- TASK DIRECTIONS -
Pictures aside, quote the whole listing exactly.

-- BEGIN INPUT --

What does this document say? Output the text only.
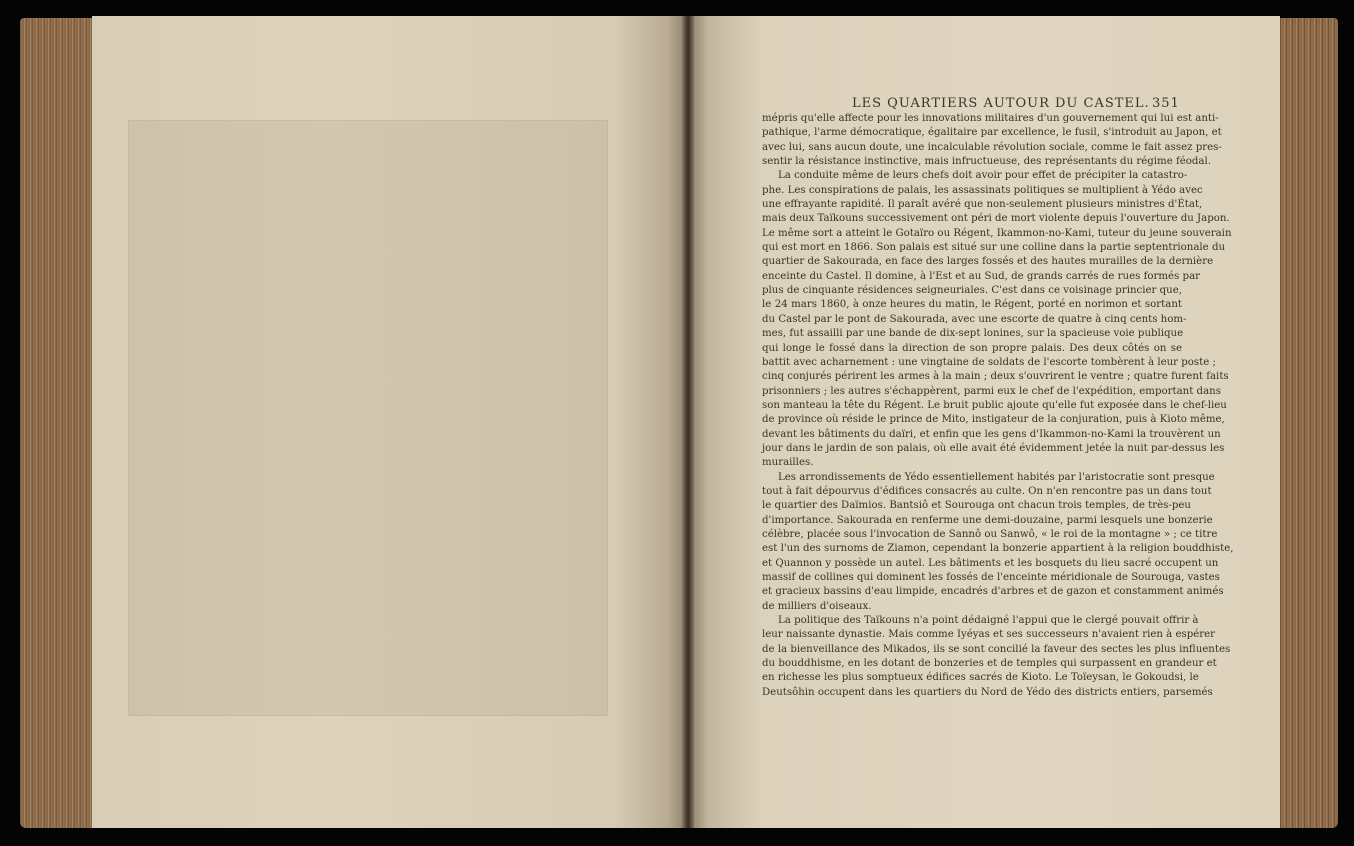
LES QUARTIERS AUTOUR DU CASTEL. 351
mépris qu'elle affecte pour les innovations militaires d'un gouvernement qui lui est anti-
pathique, l'arme démocratique, égalitaire par excellence, le fusil, s'introduit au Japon, et
avec lui, sans aucun doute, une incalculable révolution sociale, comme le fait assez pres-
sentir la résistance instinctive, mais infructueuse, des représentants du régime féodal.
La conduite même de leurs chefs doit avoir pour effet de précipiter la catastro-
phe. Les conspirations de palais, les assassinats politiques se multiplient à Yédo avec
une effrayante rapidité. Il paraît avéré que non-seulement plusieurs ministres d'État,
mais deux Taïkouns successivement ont péri de mort violente depuis l'ouverture du Japon.
Le même sort a atteint le Gotaïro ou Régent, Ikammon-no-Kami, tuteur du jeune souverain
qui est mort en 1866. Son palais est situé sur une colline dans la partie septentrionale du
quartier de Sakourada, en face des larges fossés et des hautes murailles de la dernière
enceinte du Castel. Il domine, à l'Est et au Sud, de grands carrés de rues formés par
plus de cinquante résidences seigneuriales. C'est dans ce voisinage princier que,
le 24 mars 1860, à onze heures du matin, le Régent, porté en norimon et sortant
du Castel par le pont de Sakourada, avec une escorte de quatre à cinq cents hom-
mes, fut assailli par une bande de dix-sept lonines, sur la spacieuse voie publique
qui longe le fossé dans la direction de son propre palais. Des deux côtés on se
battit avec acharnement : une vingtaine de soldats de l'escorte tombèrent à leur poste ;
cinq conjurés périrent les armes à la main ; deux s'ouvrirent le ventre ; quatre furent faits
prisonniers ; les autres s'échappèrent, parmi eux le chef de l'expédition, emportant dans
son manteau la tête du Régent. Le bruit public ajoute qu'elle fut exposée dans le chef-lieu
de province où réside le prince de Mito, instigateur de la conjuration, puis à Kioto même,
devant les bâtiments du daïri, et enfin que les gens d'Ikammon-no-Kami la trouvèrent un
jour dans le jardin de son palais, où elle avait été évidemment jetée la nuit par-dessus les
murailles.
Les arrondissements de Yédo essentiellement habités par l'aristocratie sont presque
tout à fait dépourvus d'édifices consacrés au culte. On n'en rencontre pas un dans tout
le quartier des Daïmios. Bantsiô et Sourouga ont chacun trois temples, de très-peu
d'importance. Sakourada en renferme une demi-douzaine, parmi lesquels une bonzerie
célèbre, placée sous l'invocation de Sannô ou Sanwô, « le roi de la montagne » ; ce titre
est l'un des surnoms de Ziamon, cependant la bonzerie appartient à la religion bouddhiste,
et Quannon y possède un autel. Les bâtiments et les bosquets du lieu sacré occupent un
massif de collines qui dominent les fossés de l'enceinte méridionale de Sourouga, vastes
et gracieux bassins d'eau limpide, encadrés d'arbres et de gazon et constamment animés
de milliers d'oiseaux.
La politique des Taïkouns n'a point dédaigné l'appui que le clergé pouvait offrir à
leur naissante dynastie. Mais comme Iyéyas et ses successeurs n'avaient rien à espérer
de la bienveillance des Mikados, ils se sont concilié la faveur des sectes les plus influentes
du bouddhisme, en les dotant de bonzeries et de temples qui surpassent en grandeur et
en richesse les plus somptueux édifices sacrés de Kioto. Le Toïeysan, le Gokoudsi, le
Deutsôhin occupent dans les quartiers du Nord de Yédo des districts entiers, parsemés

-- END INPUT --

- SOLUTION FOR THIS PROBLEM -
What does this document say? Output the text only.
LES QUARTIERS AUTOUR DU CASTEL. 351
mépris qu'elle affecte pour les innovations militaires d'un gouvernement qui lui est anti-
pathique, l'arme démocratique, égalitaire par excellence, le fusil, s'introduit au Japon, et
avec lui, sans aucun doute, une incalculable révolution sociale, comme le fait assez pres-
sentir la résistance instinctive, mais infructueuse, des représentants du régime féodal.
La conduite même de leurs chefs doit avoir pour effet de précipiter la catastro-
phe. Les conspirations de palais, les assassinats politiques se multiplient à Yédo avec
une effrayante rapidité. Il paraît avéré que non-seulement plusieurs ministres d'État,
mais deux Taïkouns successivement ont péri de mort violente depuis l'ouverture du Japon.
Le même sort a atteint le Gotaïro ou Régent, Ikammon-no-Kami, tuteur du jeune souverain
qui est mort en 1866. Son palais est situé sur une colline dans la partie septentrionale du
quartier de Sakourada, en face des larges fossés et des hautes murailles de la dernière
enceinte du Castel. Il domine, à l'Est et au Sud, de grands carrés de rues formés par
plus de cinquante résidences seigneuriales. C'est dans ce voisinage princier que,
le 24 mars 1860, à onze heures du matin, le Régent, porté en norimon et sortant
du Castel par le pont de Sakourada, avec une escorte de quatre à cinq cents hom-
mes, fut assailli par une bande de dix-sept lonines, sur la spacieuse voie publique
qui longe le fossé dans la direction de son propre palais. Des deux côtés on se
battit avec acharnement : une vingtaine de soldats de l'escorte tombèrent à leur poste ;
cinq conjurés périrent les armes à la main ; deux s'ouvrirent le ventre ; quatre furent faits
prisonniers ; les autres s'échappèrent, parmi eux le chef de l'expédition, emportant dans
son manteau la tête du Régent. Le bruit public ajoute qu'elle fut exposée dans le chef-lieu
de province où réside le prince de Mito, instigateur de la conjuration, puis à Kioto même,
devant les bâtiments du daïri, et enfin que les gens d'Ikammon-no-Kami la trouvèrent un
jour dans le jardin de son palais, où elle avait été évidemment jetée la nuit par-dessus les
murailles.
Les arrondissements de Yédo essentiellement habités par l'aristocratie sont presque
tout à fait dépourvus d'édifices consacrés au culte. On n'en rencontre pas un dans tout
le quartier des Daïmios. Bantsiô et Sourouga ont chacun trois temples, de très-peu
d'importance. Sakourada en renferme une demi-douzaine, parmi lesquels une bonzerie
célèbre, placée sous l'invocation de Sannô ou Sanwô, « le roi de la montagne » ; ce titre
est l'un des surnoms de Ziamon, cependant la bonzerie appartient à la religion bouddhiste,
et Quannon y possède un autel. Les bâtiments et les bosquets du lieu sacré occupent un
massif de collines qui dominent les fossés de l'enceinte méridionale de Sourouga, vastes
et gracieux bassins d'eau limpide, encadrés d'arbres et de gazon et constamment animés
de milliers d'oiseaux.
La politique des Taïkouns n'a point dédaigné l'appui que le clergé pouvait offrir à
leur naissante dynastie. Mais comme Iyéyas et ses successeurs n'avaient rien à espérer
de la bienveillance des Mikados, ils se sont concilié la faveur des sectes les plus influentes
du bouddhisme, en les dotant de bonzeries et de temples qui surpassent en grandeur et
en richesse les plus somptueux édifices sacrés de Kioto. Le Toïeysan, le Gokoudsi, le
Deutsôhin occupent dans les quartiers du Nord de Yédo des districts entiers, parsemés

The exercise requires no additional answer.